§ **EXERCISE DESCRIPTION**
Identify every line in the records below that contains the word "Total", and copy each of those lines.

+++ DATA

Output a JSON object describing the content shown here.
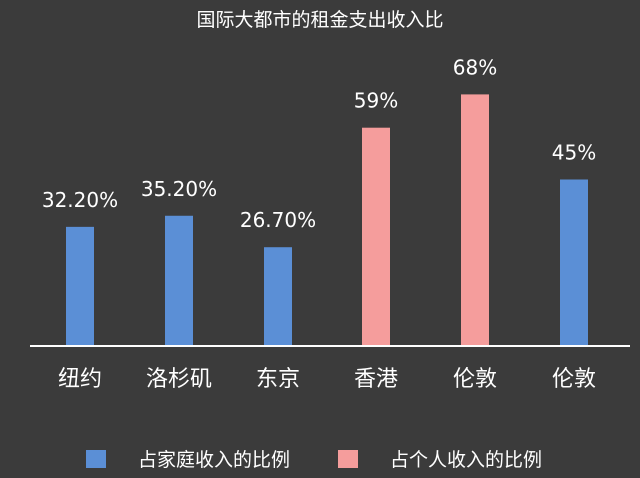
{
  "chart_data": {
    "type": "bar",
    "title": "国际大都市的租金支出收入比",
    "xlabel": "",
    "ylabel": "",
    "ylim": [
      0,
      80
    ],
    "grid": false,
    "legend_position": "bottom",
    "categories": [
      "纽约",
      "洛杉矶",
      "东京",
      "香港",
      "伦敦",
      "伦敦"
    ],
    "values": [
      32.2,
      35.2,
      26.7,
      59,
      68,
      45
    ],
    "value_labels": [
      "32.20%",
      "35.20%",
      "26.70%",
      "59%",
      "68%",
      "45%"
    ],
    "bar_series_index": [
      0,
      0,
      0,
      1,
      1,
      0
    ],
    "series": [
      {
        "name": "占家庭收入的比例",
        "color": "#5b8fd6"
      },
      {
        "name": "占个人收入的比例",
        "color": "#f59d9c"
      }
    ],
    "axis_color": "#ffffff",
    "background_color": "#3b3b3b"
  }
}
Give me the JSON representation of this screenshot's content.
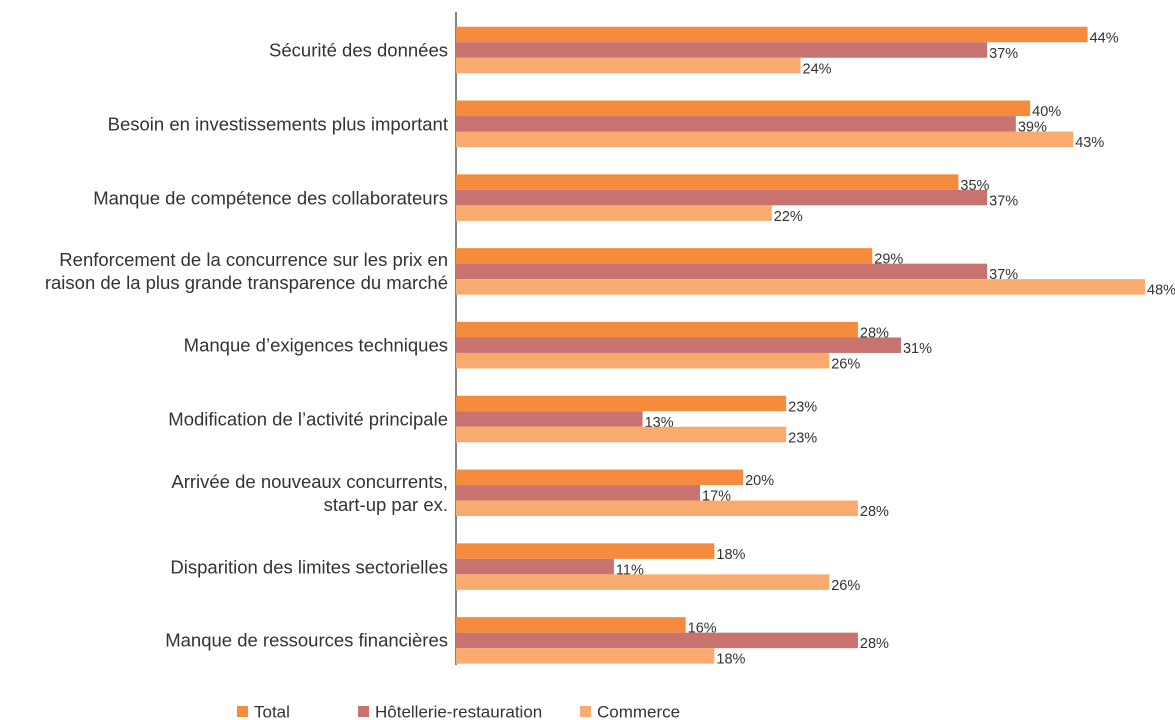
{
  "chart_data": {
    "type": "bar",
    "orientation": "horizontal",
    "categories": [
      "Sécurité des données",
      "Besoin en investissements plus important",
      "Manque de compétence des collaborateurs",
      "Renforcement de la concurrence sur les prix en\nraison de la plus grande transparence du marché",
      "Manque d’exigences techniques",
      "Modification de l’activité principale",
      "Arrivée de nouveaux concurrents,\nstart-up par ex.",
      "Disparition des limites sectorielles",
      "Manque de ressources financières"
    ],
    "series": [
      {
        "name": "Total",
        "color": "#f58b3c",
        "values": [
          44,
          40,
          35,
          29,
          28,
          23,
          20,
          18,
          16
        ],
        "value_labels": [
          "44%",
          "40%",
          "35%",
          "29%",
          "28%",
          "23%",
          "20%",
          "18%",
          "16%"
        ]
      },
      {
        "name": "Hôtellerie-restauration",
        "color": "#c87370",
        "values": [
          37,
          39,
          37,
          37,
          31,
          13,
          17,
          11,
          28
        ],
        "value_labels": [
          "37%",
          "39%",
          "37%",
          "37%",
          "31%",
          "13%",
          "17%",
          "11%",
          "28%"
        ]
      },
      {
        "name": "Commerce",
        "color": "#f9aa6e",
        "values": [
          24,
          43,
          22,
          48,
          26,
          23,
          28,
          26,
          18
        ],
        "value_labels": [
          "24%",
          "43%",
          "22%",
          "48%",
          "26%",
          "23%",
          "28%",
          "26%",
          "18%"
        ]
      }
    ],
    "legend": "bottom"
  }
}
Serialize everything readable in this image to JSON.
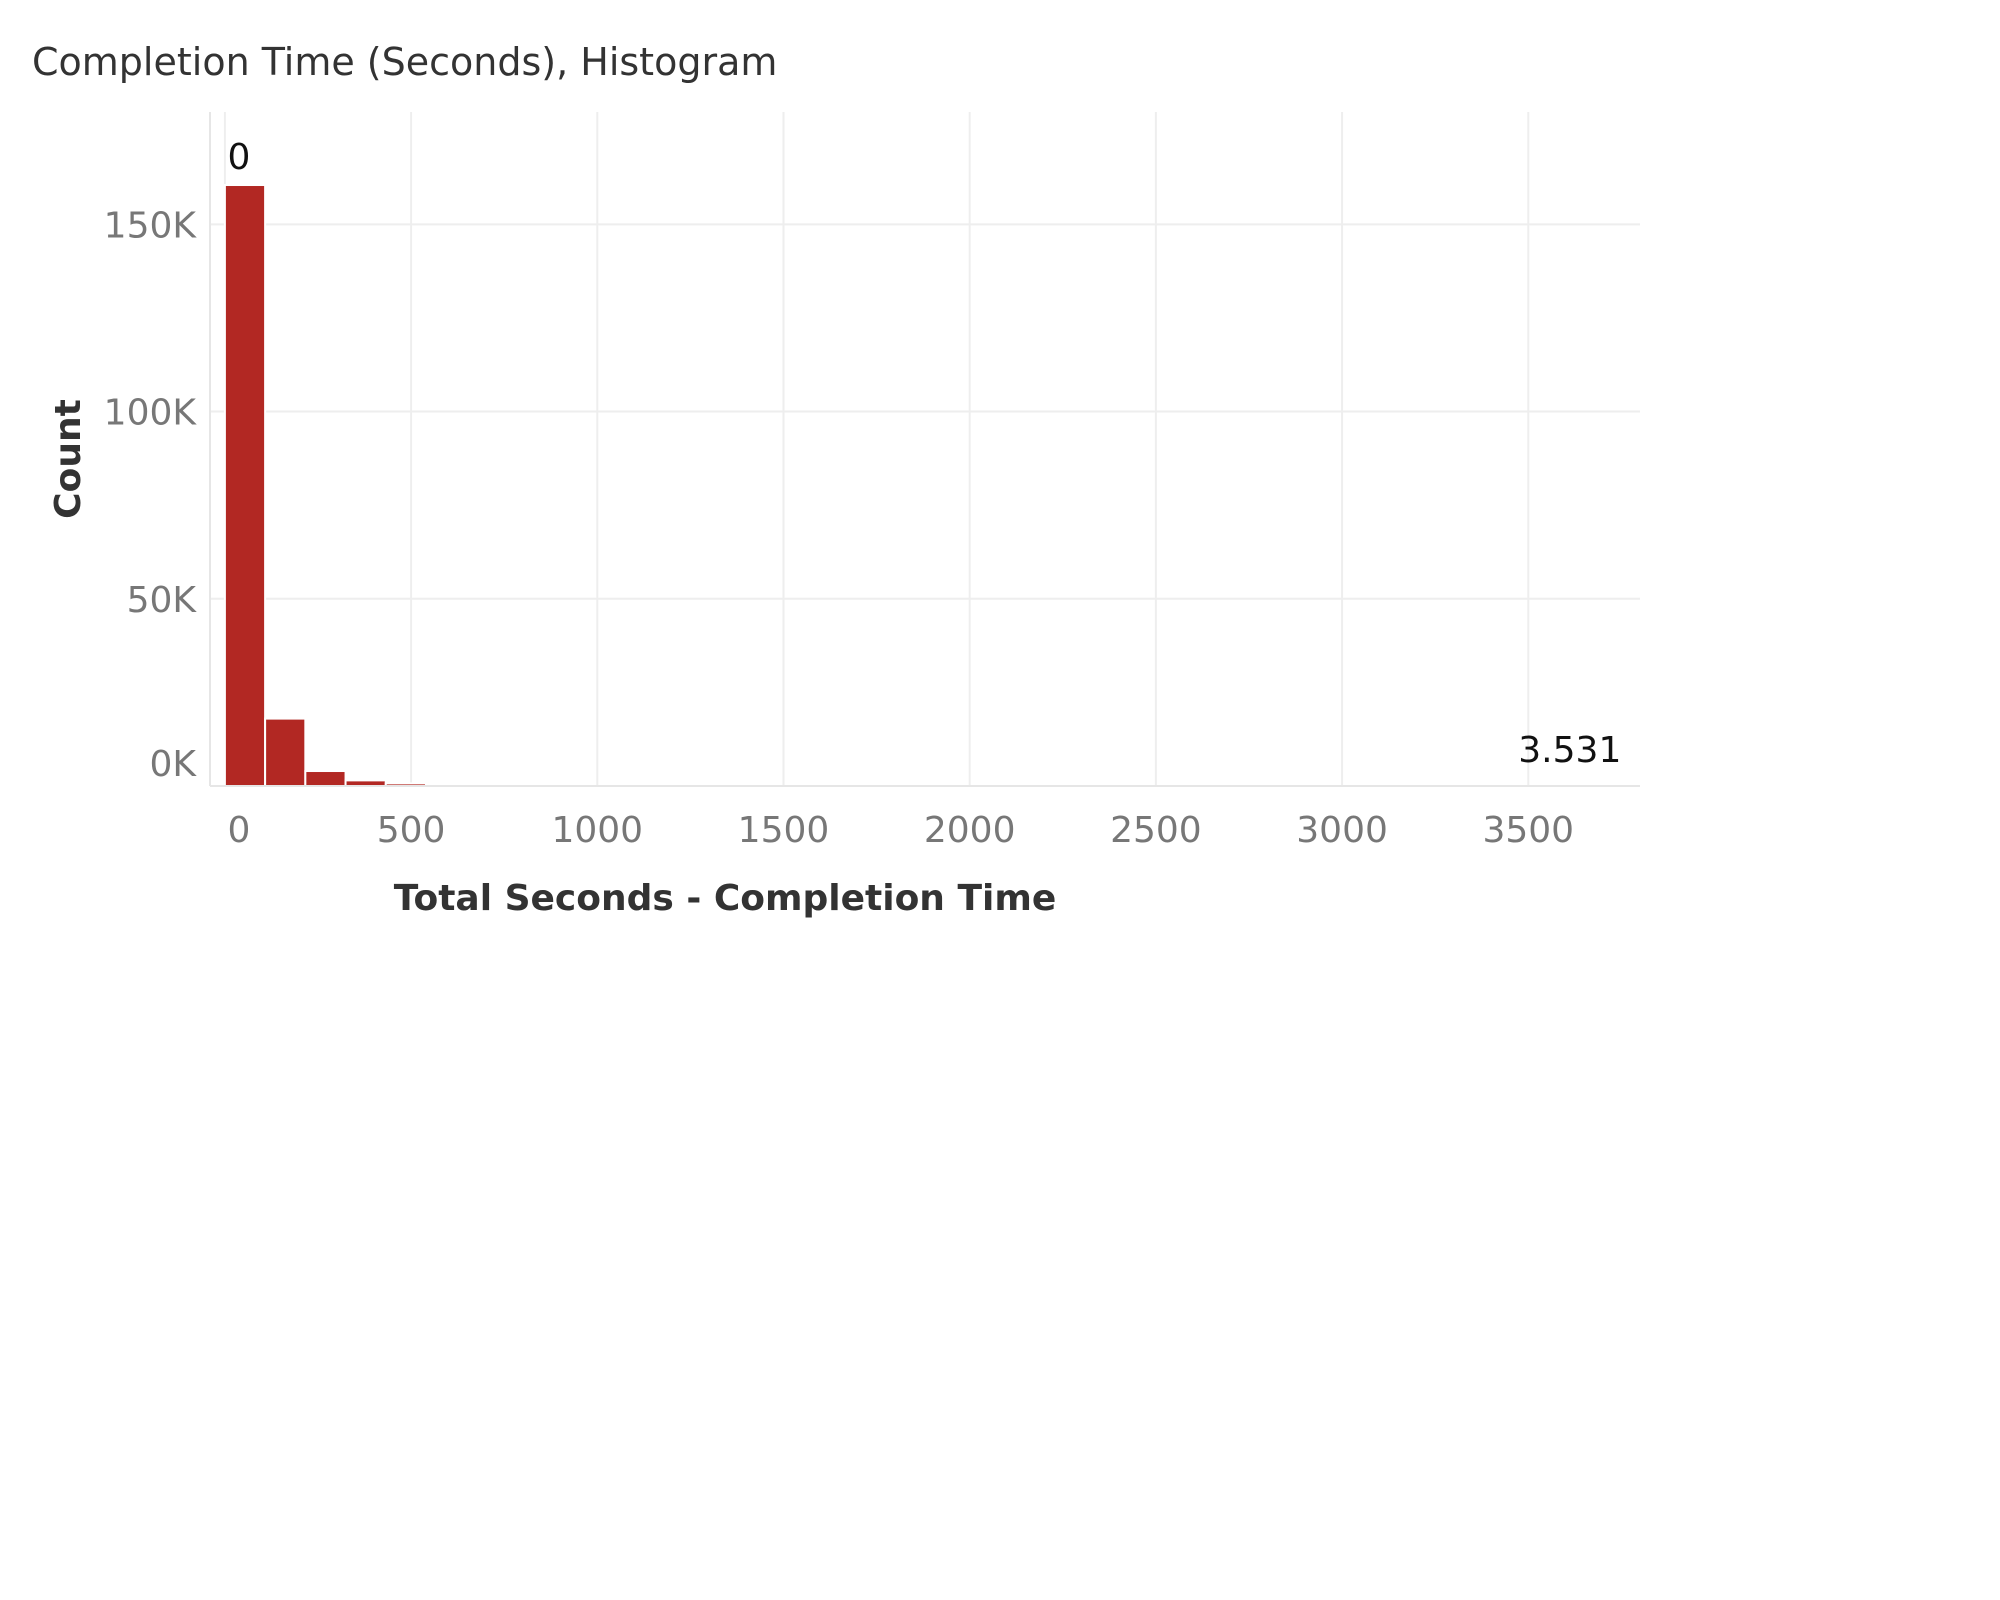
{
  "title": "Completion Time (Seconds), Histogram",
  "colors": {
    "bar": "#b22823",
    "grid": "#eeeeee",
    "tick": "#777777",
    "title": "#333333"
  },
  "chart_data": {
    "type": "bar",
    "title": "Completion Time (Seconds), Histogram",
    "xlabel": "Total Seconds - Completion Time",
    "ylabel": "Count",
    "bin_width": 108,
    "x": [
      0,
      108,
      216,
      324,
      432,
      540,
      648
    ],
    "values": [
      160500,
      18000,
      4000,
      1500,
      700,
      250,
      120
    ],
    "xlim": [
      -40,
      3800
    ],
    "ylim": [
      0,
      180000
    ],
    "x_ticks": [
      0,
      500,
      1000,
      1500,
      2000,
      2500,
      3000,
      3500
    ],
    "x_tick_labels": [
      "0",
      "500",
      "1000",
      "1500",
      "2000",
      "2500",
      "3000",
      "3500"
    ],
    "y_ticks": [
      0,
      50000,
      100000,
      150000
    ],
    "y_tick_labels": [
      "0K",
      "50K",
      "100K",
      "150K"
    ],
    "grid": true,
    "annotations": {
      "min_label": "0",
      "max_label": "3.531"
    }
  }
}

++++++

§ **ANSWER FOR THIS EXERCISE**
        "name": "Total",
    "xlabel": "Total Seconds - Completion Time",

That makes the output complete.